Extracted entries ::
• • • • • • •

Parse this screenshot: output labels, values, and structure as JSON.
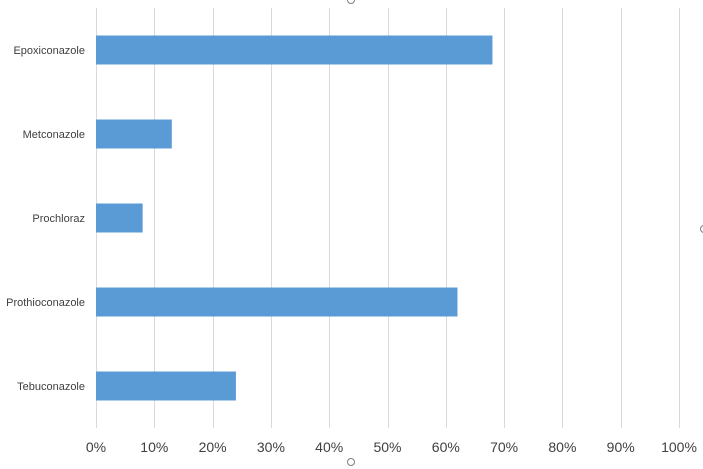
{
  "chart_data": {
    "type": "bar",
    "orientation": "horizontal",
    "title": "",
    "xlabel": "",
    "ylabel": "",
    "categories": [
      "Epoxiconazole",
      "Metconazole",
      "Prochloraz",
      "Prothioconazole",
      "Tebuconazole"
    ],
    "values": [
      0.68,
      0.13,
      0.08,
      0.62,
      0.24
    ],
    "xlim": [
      0,
      1
    ],
    "x_ticks": [
      0,
      0.1,
      0.2,
      0.3,
      0.4,
      0.5,
      0.6,
      0.7,
      0.8,
      0.9,
      1.0
    ],
    "x_tick_labels": [
      "0%",
      "10%",
      "20%",
      "30%",
      "40%",
      "50%",
      "60%",
      "70%",
      "80%",
      "90%",
      "100%"
    ],
    "grid": "vertical",
    "legend": "none",
    "bar_color": "#5b9bd5",
    "grid_color": "#d9d9d9",
    "text_color": "#404040"
  }
}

• • • • • • •

Problem to solve ::
All the lines above are to be reproduced exactly, except the pictures.

Reply to the exercise ::
Parse this screenshot: output labels, values, and structure as JSON.
{
  "chart_data": {
    "type": "bar",
    "orientation": "horizontal",
    "title": "",
    "xlabel": "",
    "ylabel": "",
    "categories": [
      "Epoxiconazole",
      "Metconazole",
      "Prochloraz",
      "Prothioconazole",
      "Tebuconazole"
    ],
    "values": [
      0.68,
      0.13,
      0.08,
      0.62,
      0.24
    ],
    "xlim": [
      0,
      1
    ],
    "x_ticks": [
      0,
      0.1,
      0.2,
      0.3,
      0.4,
      0.5,
      0.6,
      0.7,
      0.8,
      0.9,
      1.0
    ],
    "x_tick_labels": [
      "0%",
      "10%",
      "20%",
      "30%",
      "40%",
      "50%",
      "60%",
      "70%",
      "80%",
      "90%",
      "100%"
    ],
    "grid": "vertical",
    "legend": "none",
    "bar_color": "#5b9bd5",
    "grid_color": "#d9d9d9",
    "text_color": "#404040"
  }
}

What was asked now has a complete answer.